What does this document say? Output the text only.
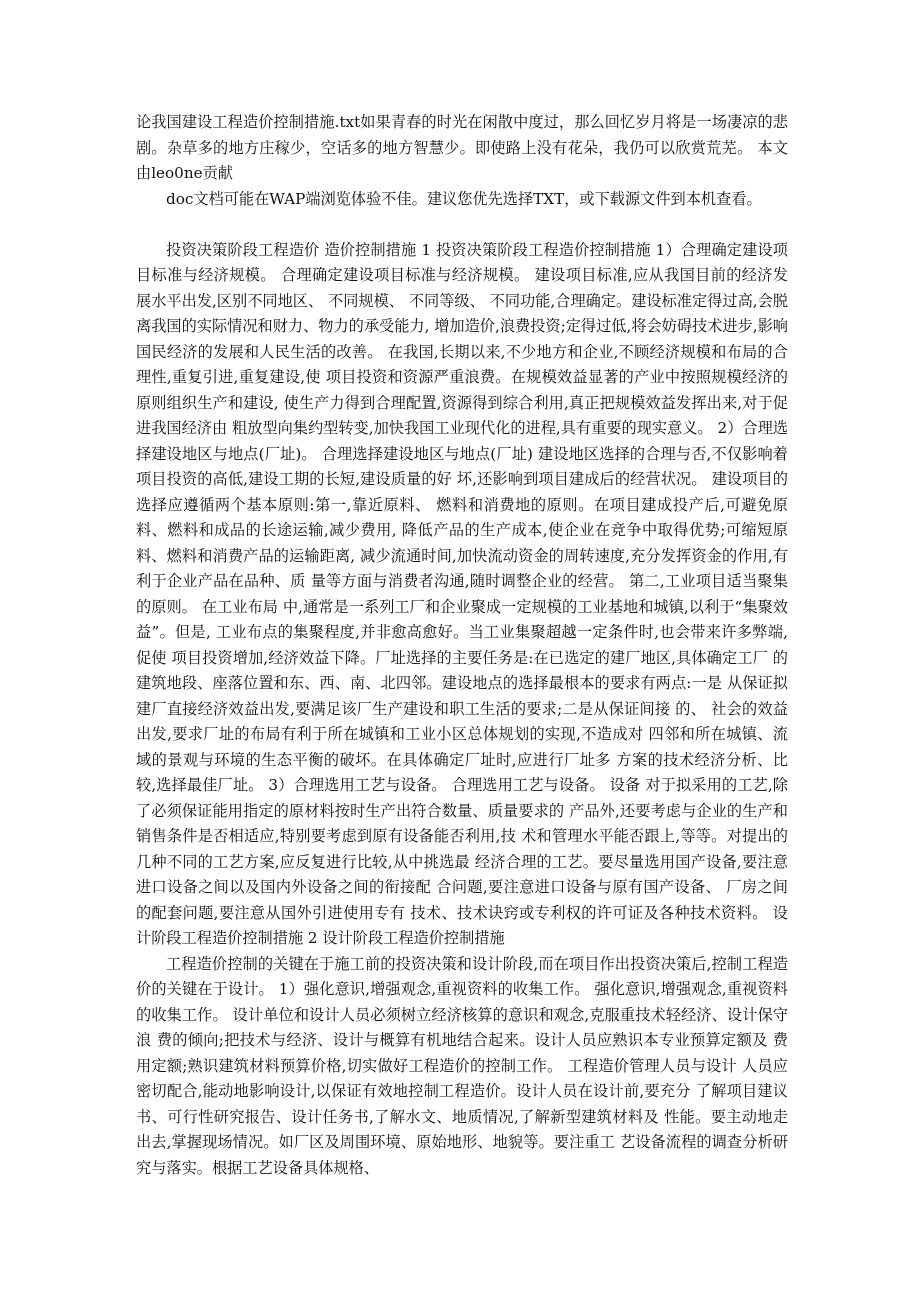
论我国建设工程造价控制措施.txt如果青春的时光在闲散中度过，那么回忆岁月将是一场凄凉的悲剧。杂草多的地方庄稼少，空话多的地方智慧少。即使路上没有花朵，我仍可以欣赏荒芜。 本文由leo0ne贡献

doc文档可能在WAP端浏览体验不佳。建议您优先选择TXT，或下载源文件到本机查看。

投资决策阶段工程造价 造价控制措施 1 投资决策阶段工程造价控制措施 1）合理确定建设项目标准与经济规模。 合理确定建设项目标准与经济规模。 建设项目标准,应从我国目前的经济发展水平出发,区别不同地区、 不同规模、 不同等级、 不同功能,合理确定。建设标准定得过高,会脱离我国的实际情况和财力、物力的承受能力, 增加造价,浪费投资;定得过低,将会妨碍技术进步,影响国民经济的发展和人民生活的改善。 在我国,长期以来,不少地方和企业,不顾经济规模和布局的合理性,重复引进,重复建设,使 项目投资和资源严重浪费。在规模效益显著的产业中按照规模经济的原则组织生产和建设, 使生产力得到合理配置,资源得到综合利用,真正把规模效益发挥出来,对于促进我国经济由 粗放型向集约型转变,加快我国工业现代化的进程,具有重要的现实意义。 2）合理选择建设地区与地点(厂址)。 合理选择建设地区与地点(厂址) 建设地区选择的合理与否,不仅影响着项目投资的高低,建设工期的长短,建设质量的好 坏,还影响到项目建成后的经营状况。 建设项目的选择应遵循两个基本原则:第一,靠近原料、 燃料和消费地的原则。在项目建成投产后,可避免原料、燃料和成品的长途运输,减少费用, 降低产品的生产成本,使企业在竞争中取得优势;可缩短原料、燃料和消费产品的运输距离, 减少流通时间,加快流动资金的周转速度,充分发挥资金的作用,有利于企业产品在品种、质 量等方面与消费者沟通,随时调整企业的经营。 第二,工业项目适当聚集的原则。 在工业布局 中,通常是一系列工厂和企业聚成一定规模的工业基地和城镇,以利于“集聚效益”。但是, 工业布点的集聚程度,并非愈高愈好。当工业集聚超越一定条件时,也会带来许多弊端,促使 项目投资增加,经济效益下降。厂址选择的主要任务是:在已选定的建厂地区,具体确定工厂 的建筑地段、座落位置和东、西、南、北四邻。建设地点的选择最根本的要求有两点:一是 从保证拟建厂直接经济效益出发,要满足该厂生产建设和职工生活的要求;二是从保证间接 的、 社会的效益出发,要求厂址的布局有利于所在城镇和工业小区总体规划的实现,不造成对 四邻和所在城镇、流域的景观与环境的生态平衡的破坏。在具体确定厂址时,应进行厂址多 方案的技术经济分析、比较,选择最佳厂址。 3）合理选用工艺与设备。 合理选用工艺与设备。 设备 对于拟采用的工艺,除了必须保证能用指定的原材料按时生产出符合数量、质量要求的 产品外,还要考虑与企业的生产和销售条件是否相适应,特别要考虑到原有设备能否利用,技 术和管理水平能否跟上,等等。对提出的几种不同的工艺方案,应反复进行比较,从中挑选最 经济合理的工艺。要尽量选用国产设备,要注意进口设备之间以及国内外设备之间的衔接配 合问题,要注意进口设备与原有国产设备、 厂房之间的配套问题,要注意从国外引进使用专有 技术、技术诀窍或专利权的许可证及各种技术资料。 设计阶段工程造价控制措施 2 设计阶段工程造价控制措施

工程造价控制的关键在于施工前的投资决策和设计阶段,而在项目作出投资决策后,控制工程造价的关键在于设计。 1）强化意识,增强观念,重视资料的收集工作。 强化意识,增强观念,重视资料的收集工作。 设计单位和设计人员必须树立经济核算的意识和观念,克服重技术轻经济、设计保守浪 费的倾向;把技术与经济、设计与概算有机地结合起来。设计人员应熟识本专业预算定额及 费用定额;熟识建筑材料预算价格,切实做好工程造价的控制工作。 工程造价管理人员与设计 人员应密切配合,能动地影响设计,以保证有效地控制工程造价。设计人员在设计前,要充分 了解项目建议书、可行性研究报告、设计任务书,了解水文、地质情况,了解新型建筑材料及 性能。要主动地走出去,掌握现场情况。如厂区及周围环境、原始地形、地貌等。要注重工 艺设备流程的调查分析研究与落实。根据工艺设备具体规格、
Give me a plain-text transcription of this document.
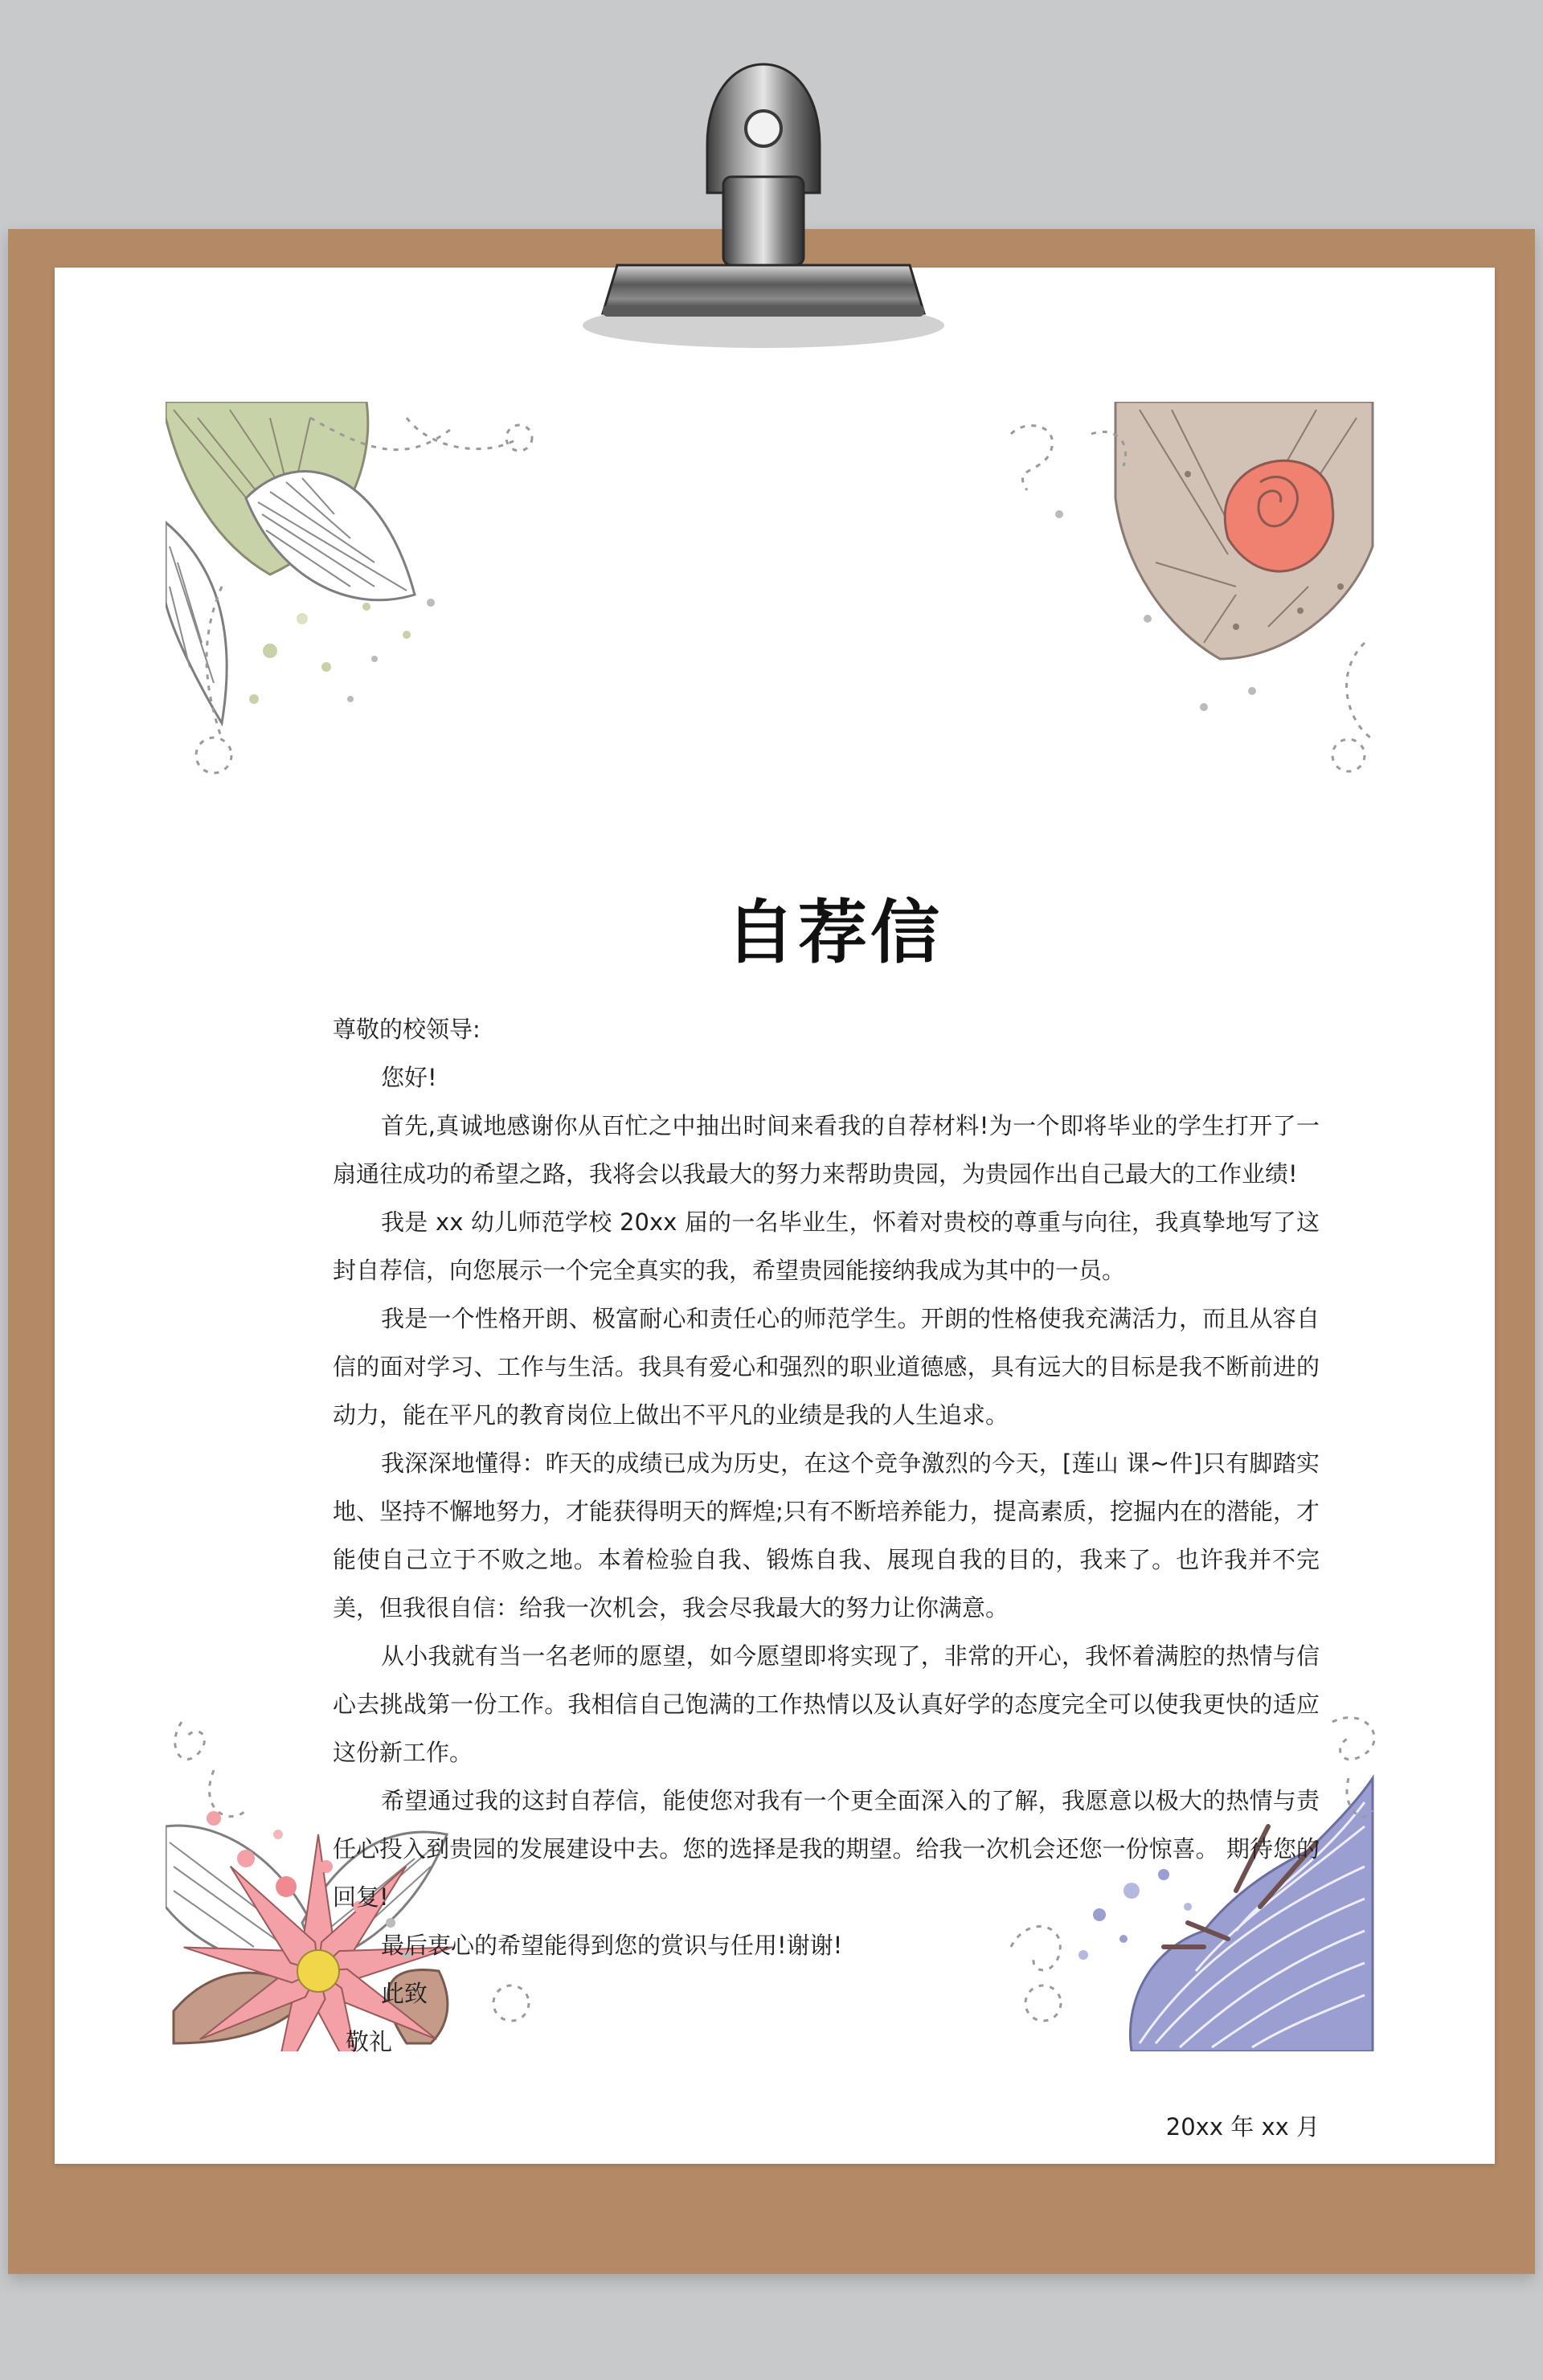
自荐信

尊敬的校领导:

您好!

首先,真诚地感谢你从百忙之中抽出时间来看我的自荐材料!为一个即将毕业的学生打开了一扇通往成功的希望之路，我将会以我最大的努力来帮助贵园，为贵园作出自己最大的工作业绩!

我是 xx 幼儿师范学校 20xx 届的一名毕业生，怀着对贵校的尊重与向往，我真挚地写了这封自荐信，向您展示一个完全真实的我，希望贵园能接纳我成为其中的一员。

我是一个性格开朗、极富耐心和责任心的师范学生。开朗的性格使我充满活力，而且从容自信的面对学习、工作与生活。我具有爱心和强烈的职业道德感，具有远大的目标是我不断前进的动力，能在平凡的教育岗位上做出不平凡的业绩是我的人生追求。

我深深地懂得：昨天的成绩已成为历史，在这个竞争激烈的今天，[莲山 课~件]只有脚踏实地、坚持不懈地努力，才能获得明天的辉煌;只有不断培养能力，提高素质，挖掘内在的潜能，才能使自己立于不败之地。本着检验自我、锻炼自我、展现自我的目的，我来了。也许我并不完美，但我很自信：给我一次机会，我会尽我最大的努力让你满意。

从小我就有当一名老师的愿望，如今愿望即将实现了，非常的开心，我怀着满腔的热情与信心去挑战第一份工作。我相信自己饱满的工作热情以及认真好学的态度完全可以使我更快的适应这份新工作。

希望通过我的这封自荐信，能使您对我有一个更全面深入的了解，我愿意以极大的热情与责任心投入到贵园的发展建设中去。您的选择是我的期望。给我一次机会还您一份惊喜。 期待您的回复!

最后衷心的希望能得到您的赏识与任用!谢谢!

此致

敬礼

20xx 年 xx 月
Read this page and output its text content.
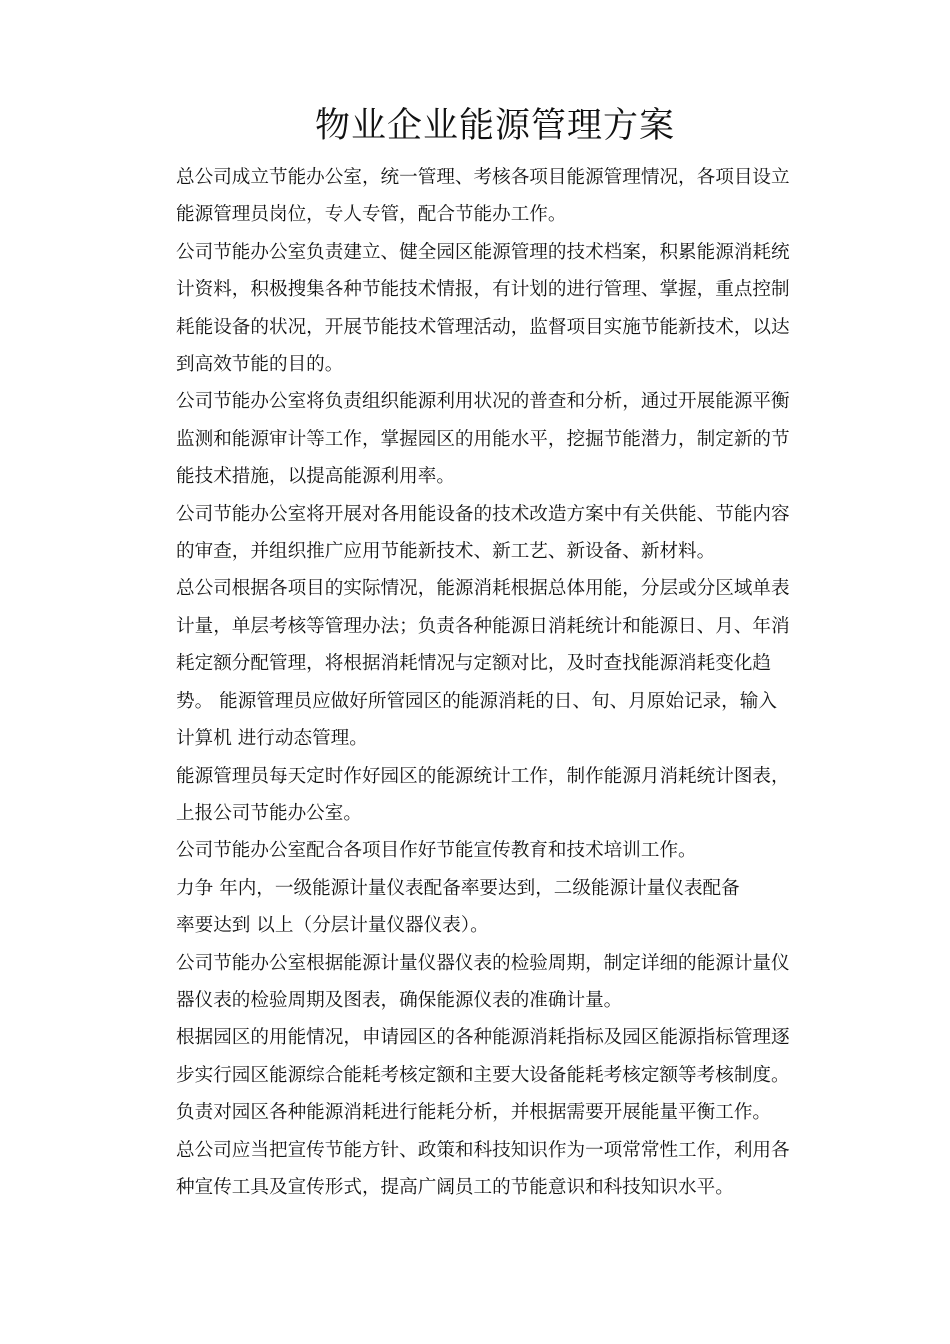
物业企业能源管理方案
总公司成立节能办公室，统一管理、考核各项目能源管理情况，各项目设立
能源管理员岗位，专人专管，配合节能办工作。
公司节能办公室负责建立、健全园区能源管理的技术档案，积累能源消耗统
计资料，积极搜集各种节能技术情报，有计划的进行管理、掌握，重点控制
耗能设备的状况，开展节能技术管理活动，监督项目实施节能新技术，以达
到高效节能的目的。
公司节能办公室将负责组织能源利用状况的普查和分析，通过开展能源平衡
监测和能源审计等工作，掌握园区的用能水平，挖掘节能潜力，制定新的节
能技术措施，以提高能源利用率。
公司节能办公室将开展对各用能设备的技术改造方案中有关供能、节能内容
的审查，并组织推广应用节能新技术、新工艺、新设备、新材料。
总公司根据各项目的实际情况，能源消耗根据总体用能，分层或分区域单表
计量，单层考核等管理办法；负责各种能源日消耗统计和能源日、月、年消
耗定额分配管理，将根据消耗情况与定额对比，及时查找能源消耗变化趋
势。 能源管理员应做好所管园区的能源消耗的日、旬、月原始记录，输入
计算机 进行动态管理。
能源管理员每天定时作好园区的能源统计工作，制作能源月消耗统计图表，
上报公司节能办公室。
公司节能办公室配合各项目作好节能宣传教育和技术培训工作。
力争 年内，一级能源计量仪表配备率要达到，二级能源计量仪表配备
率要达到 以上（分层计量仪器仪表）。
公司节能办公室根据能源计量仪器仪表的检验周期，制定详细的能源计量仪
器仪表的检验周期及图表，确保能源仪表的准确计量。
根据园区的用能情况，申请园区的各种能源消耗指标及园区能源指标管理逐
步实行园区能源综合能耗考核定额和主要大设备能耗考核定额等考核制度。
负责对园区各种能源消耗进行能耗分析，并根据需要开展能量平衡工作。
总公司应当把宣传节能方针、政策和科技知识作为一项常常性工作，利用各
种宣传工具及宣传形式，提高广阔员工的节能意识和科技知识水平。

_Your objective_
Pull out each line of the records holding the string "text".

_Answer to the task_
What does this document say? Output the text only.
Give me a plain-text transcription of this document.
Read this page and output its text content.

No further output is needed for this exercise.